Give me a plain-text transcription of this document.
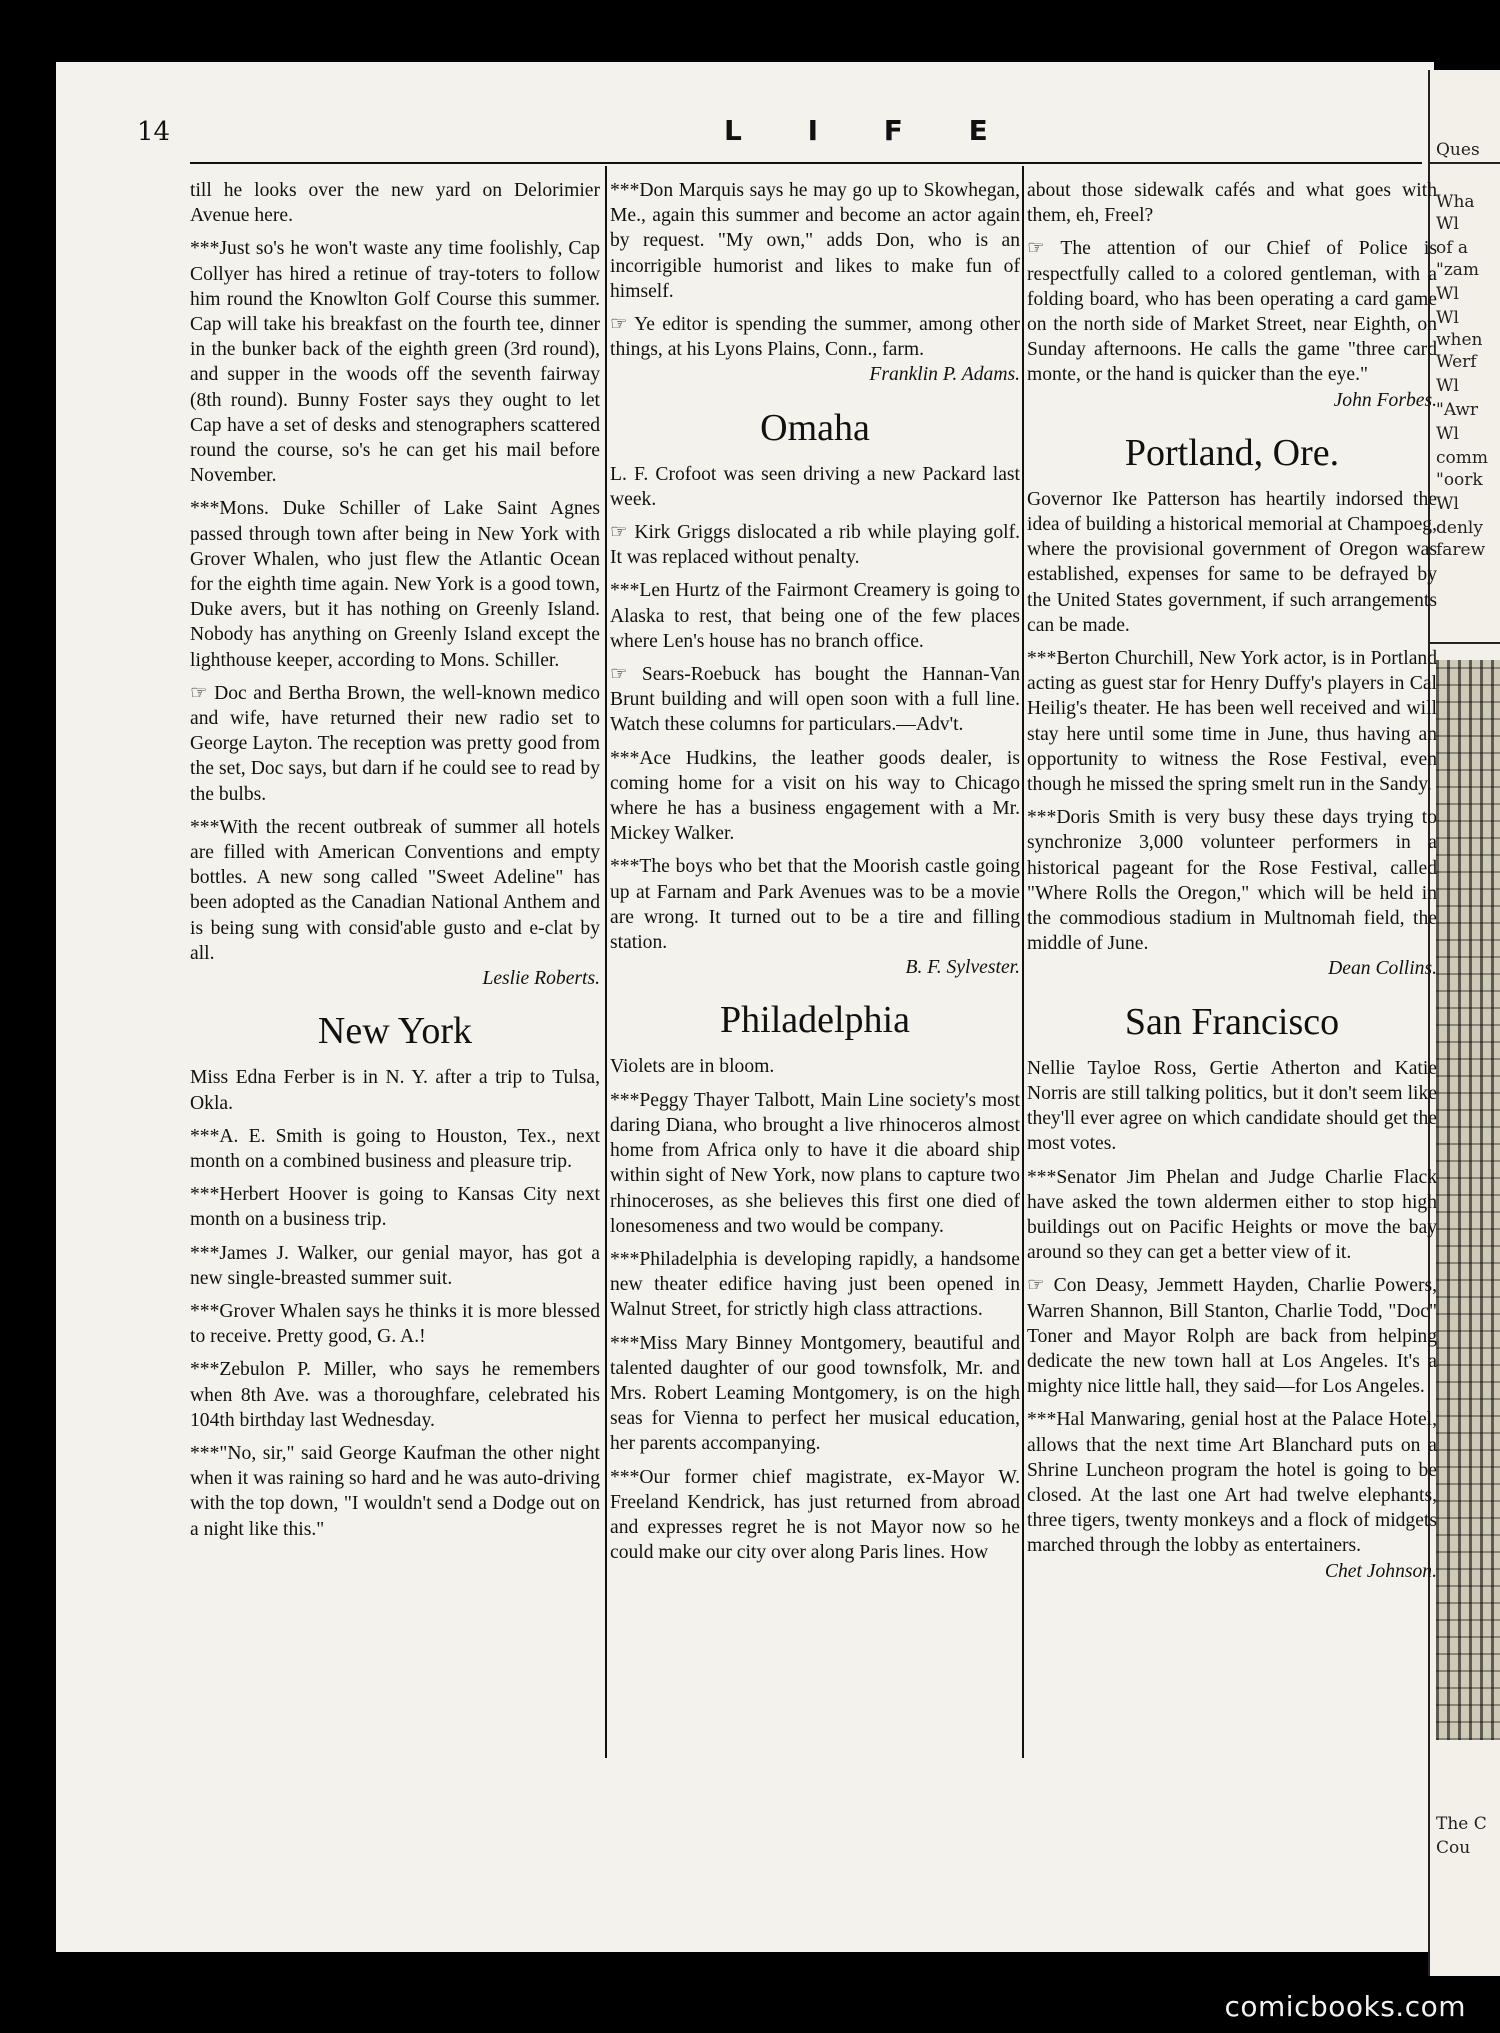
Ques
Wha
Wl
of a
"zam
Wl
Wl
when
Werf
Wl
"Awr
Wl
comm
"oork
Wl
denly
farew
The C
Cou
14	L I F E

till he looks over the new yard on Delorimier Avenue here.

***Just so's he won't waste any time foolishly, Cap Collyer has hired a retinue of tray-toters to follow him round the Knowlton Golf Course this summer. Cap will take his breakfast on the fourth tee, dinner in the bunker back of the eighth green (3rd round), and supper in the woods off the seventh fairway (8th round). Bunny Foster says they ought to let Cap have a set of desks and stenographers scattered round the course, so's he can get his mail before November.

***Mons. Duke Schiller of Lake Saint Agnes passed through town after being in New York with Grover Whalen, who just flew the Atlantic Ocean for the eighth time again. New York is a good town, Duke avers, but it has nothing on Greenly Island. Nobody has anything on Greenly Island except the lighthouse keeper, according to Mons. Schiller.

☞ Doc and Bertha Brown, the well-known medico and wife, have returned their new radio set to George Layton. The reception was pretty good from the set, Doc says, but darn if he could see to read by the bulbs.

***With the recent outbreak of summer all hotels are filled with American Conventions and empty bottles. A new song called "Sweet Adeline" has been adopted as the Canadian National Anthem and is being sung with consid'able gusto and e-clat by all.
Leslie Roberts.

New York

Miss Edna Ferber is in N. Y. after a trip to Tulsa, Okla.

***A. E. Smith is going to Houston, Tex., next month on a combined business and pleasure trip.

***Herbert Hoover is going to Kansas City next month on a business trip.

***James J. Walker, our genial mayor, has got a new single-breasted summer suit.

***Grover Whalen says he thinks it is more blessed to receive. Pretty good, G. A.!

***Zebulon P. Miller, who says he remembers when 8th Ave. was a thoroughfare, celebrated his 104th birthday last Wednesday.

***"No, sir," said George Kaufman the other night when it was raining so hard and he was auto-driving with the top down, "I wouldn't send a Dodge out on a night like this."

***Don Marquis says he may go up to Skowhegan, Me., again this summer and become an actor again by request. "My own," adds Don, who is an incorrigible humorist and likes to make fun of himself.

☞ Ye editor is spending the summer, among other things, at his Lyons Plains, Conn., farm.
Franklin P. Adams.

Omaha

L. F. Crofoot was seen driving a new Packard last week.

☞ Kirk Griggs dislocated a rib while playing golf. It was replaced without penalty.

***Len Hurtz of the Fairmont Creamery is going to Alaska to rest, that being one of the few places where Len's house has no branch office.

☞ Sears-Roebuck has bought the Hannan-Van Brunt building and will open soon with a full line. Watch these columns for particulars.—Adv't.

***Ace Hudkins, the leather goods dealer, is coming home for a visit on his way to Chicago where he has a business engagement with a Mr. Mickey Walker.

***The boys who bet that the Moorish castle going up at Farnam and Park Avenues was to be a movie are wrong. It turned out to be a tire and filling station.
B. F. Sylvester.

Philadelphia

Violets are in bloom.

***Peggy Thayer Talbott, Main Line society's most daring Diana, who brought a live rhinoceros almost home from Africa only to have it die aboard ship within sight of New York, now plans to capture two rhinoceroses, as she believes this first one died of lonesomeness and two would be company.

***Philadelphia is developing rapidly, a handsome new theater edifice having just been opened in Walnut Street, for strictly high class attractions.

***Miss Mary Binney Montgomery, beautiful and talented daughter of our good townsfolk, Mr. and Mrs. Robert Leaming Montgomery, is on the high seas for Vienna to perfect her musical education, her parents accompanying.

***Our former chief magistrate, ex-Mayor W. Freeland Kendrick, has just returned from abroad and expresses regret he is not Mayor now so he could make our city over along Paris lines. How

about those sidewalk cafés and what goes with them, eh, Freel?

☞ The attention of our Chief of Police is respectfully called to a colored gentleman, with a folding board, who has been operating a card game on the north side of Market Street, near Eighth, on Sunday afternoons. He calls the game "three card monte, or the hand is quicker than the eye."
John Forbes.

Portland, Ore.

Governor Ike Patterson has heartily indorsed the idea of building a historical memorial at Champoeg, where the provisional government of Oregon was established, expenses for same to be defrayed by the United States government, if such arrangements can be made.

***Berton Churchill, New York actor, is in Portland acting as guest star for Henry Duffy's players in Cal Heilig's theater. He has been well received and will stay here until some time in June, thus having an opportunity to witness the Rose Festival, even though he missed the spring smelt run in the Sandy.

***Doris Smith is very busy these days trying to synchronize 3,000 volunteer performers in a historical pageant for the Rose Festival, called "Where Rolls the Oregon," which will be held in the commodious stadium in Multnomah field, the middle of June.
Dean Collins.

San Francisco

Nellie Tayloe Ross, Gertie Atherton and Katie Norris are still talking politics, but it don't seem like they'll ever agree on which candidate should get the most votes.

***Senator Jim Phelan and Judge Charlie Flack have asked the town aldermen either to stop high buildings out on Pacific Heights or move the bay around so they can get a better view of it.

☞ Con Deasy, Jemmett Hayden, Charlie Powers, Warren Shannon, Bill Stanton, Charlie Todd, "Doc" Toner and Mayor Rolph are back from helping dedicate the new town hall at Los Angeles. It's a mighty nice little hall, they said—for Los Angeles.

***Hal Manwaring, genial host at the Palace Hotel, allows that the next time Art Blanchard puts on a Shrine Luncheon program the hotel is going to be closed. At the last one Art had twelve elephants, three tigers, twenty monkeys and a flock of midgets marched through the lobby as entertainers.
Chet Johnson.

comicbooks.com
---+---
## GIVEN TASK
Write every entry out again exactly, dropping the pictures.

## EXERCISE ANSWER
Give me a plain-text transcription of this document.
Ques
Wha
Wl
of a
"zam
Wl
Wl
when
Werf
Wl
"Awr
Wl
comm
"oork
Wl
denly
farew
The C
Cou
14	L I F E

till he looks over the new yard on Delorimier Avenue here.

***Just so's he won't waste any time foolishly, Cap Collyer has hired a retinue of tray-toters to follow him round the Knowlton Golf Course this summer. Cap will take his breakfast on the fourth tee, dinner in the bunker back of the eighth green (3rd round), and supper in the woods off the seventh fairway (8th round). Bunny Foster says they ought to let Cap have a set of desks and stenographers scattered round the course, so's he can get his mail before November.

***Mons. Duke Schiller of Lake Saint Agnes passed through town after being in New York with Grover Whalen, who just flew the Atlantic Ocean for the eighth time again. New York is a good town, Duke avers, but it has nothing on Greenly Island. Nobody has anything on Greenly Island except the lighthouse keeper, according to Mons. Schiller.

☞ Doc and Bertha Brown, the well-known medico and wife, have returned their new radio set to George Layton. The reception was pretty good from the set, Doc says, but darn if he could see to read by the bulbs.

***With the recent outbreak of summer all hotels are filled with American Conventions and empty bottles. A new song called "Sweet Adeline" has been adopted as the Canadian National Anthem and is being sung with consid'able gusto and e-clat by all.
Leslie Roberts.

New York

Miss Edna Ferber is in N. Y. after a trip to Tulsa, Okla.

***A. E. Smith is going to Houston, Tex., next month on a combined business and pleasure trip.

***Herbert Hoover is going to Kansas City next month on a business trip.

***James J. Walker, our genial mayor, has got a new single-breasted summer suit.

***Grover Whalen says he thinks it is more blessed to receive. Pretty good, G. A.!

***Zebulon P. Miller, who says he remembers when 8th Ave. was a thoroughfare, celebrated his 104th birthday last Wednesday.

***"No, sir," said George Kaufman the other night when it was raining so hard and he was auto-driving with the top down, "I wouldn't send a Dodge out on a night like this."

***Don Marquis says he may go up to Skowhegan, Me., again this summer and become an actor again by request. "My own," adds Don, who is an incorrigible humorist and likes to make fun of himself.

☞ Ye editor is spending the summer, among other things, at his Lyons Plains, Conn., farm.
Franklin P. Adams.

Omaha

L. F. Crofoot was seen driving a new Packard last week.

☞ Kirk Griggs dislocated a rib while playing golf. It was replaced without penalty.

***Len Hurtz of the Fairmont Creamery is going to Alaska to rest, that being one of the few places where Len's house has no branch office.

☞ Sears-Roebuck has bought the Hannan-Van Brunt building and will open soon with a full line. Watch these columns for particulars.—Adv't.

***Ace Hudkins, the leather goods dealer, is coming home for a visit on his way to Chicago where he has a business engagement with a Mr. Mickey Walker.

***The boys who bet that the Moorish castle going up at Farnam and Park Avenues was to be a movie are wrong. It turned out to be a tire and filling station.
B. F. Sylvester.

Philadelphia

Violets are in bloom.

***Peggy Thayer Talbott, Main Line society's most daring Diana, who brought a live rhinoceros almost home from Africa only to have it die aboard ship within sight of New York, now plans to capture two rhinoceroses, as she believes this first one died of lonesomeness and two would be company.

***Philadelphia is developing rapidly, a handsome new theater edifice having just been opened in Walnut Street, for strictly high class attractions.

***Miss Mary Binney Montgomery, beautiful and talented daughter of our good townsfolk, Mr. and Mrs. Robert Leaming Montgomery, is on the high seas for Vienna to perfect her musical education, her parents accompanying.

***Our former chief magistrate, ex-Mayor W. Freeland Kendrick, has just returned from abroad and expresses regret he is not Mayor now so he could make our city over along Paris lines. How

about those sidewalk cafés and what goes with them, eh, Freel?

☞ The attention of our Chief of Police is respectfully called to a colored gentleman, with a folding board, who has been operating a card game on the north side of Market Street, near Eighth, on Sunday afternoons. He calls the game "three card monte, or the hand is quicker than the eye."
John Forbes.

Portland, Ore.

Governor Ike Patterson has heartily indorsed the idea of building a historical memorial at Champoeg, where the provisional government of Oregon was established, expenses for same to be defrayed by the United States government, if such arrangements can be made.

***Berton Churchill, New York actor, is in Portland acting as guest star for Henry Duffy's players in Cal Heilig's theater. He has been well received and will stay here until some time in June, thus having an opportunity to witness the Rose Festival, even though he missed the spring smelt run in the Sandy.

***Doris Smith is very busy these days trying to synchronize 3,000 volunteer performers in a historical pageant for the Rose Festival, called "Where Rolls the Oregon," which will be held in the commodious stadium in Multnomah field, the middle of June.
Dean Collins.

San Francisco

Nellie Tayloe Ross, Gertie Atherton and Katie Norris are still talking politics, but it don't seem like they'll ever agree on which candidate should get the most votes.

***Senator Jim Phelan and Judge Charlie Flack have asked the town aldermen either to stop high buildings out on Pacific Heights or move the bay around so they can get a better view of it.

☞ Con Deasy, Jemmett Hayden, Charlie Powers, Warren Shannon, Bill Stanton, Charlie Todd, "Doc" Toner and Mayor Rolph are back from helping dedicate the new town hall at Los Angeles. It's a mighty nice little hall, they said—for Los Angeles.

***Hal Manwaring, genial host at the Palace Hotel, allows that the next time Art Blanchard puts on a Shrine Luncheon program the hotel is going to be closed. At the last one Art had twelve elephants, three tigers, twenty monkeys and a flock of midgets marched through the lobby as entertainers.
Chet Johnson.

comicbooks.com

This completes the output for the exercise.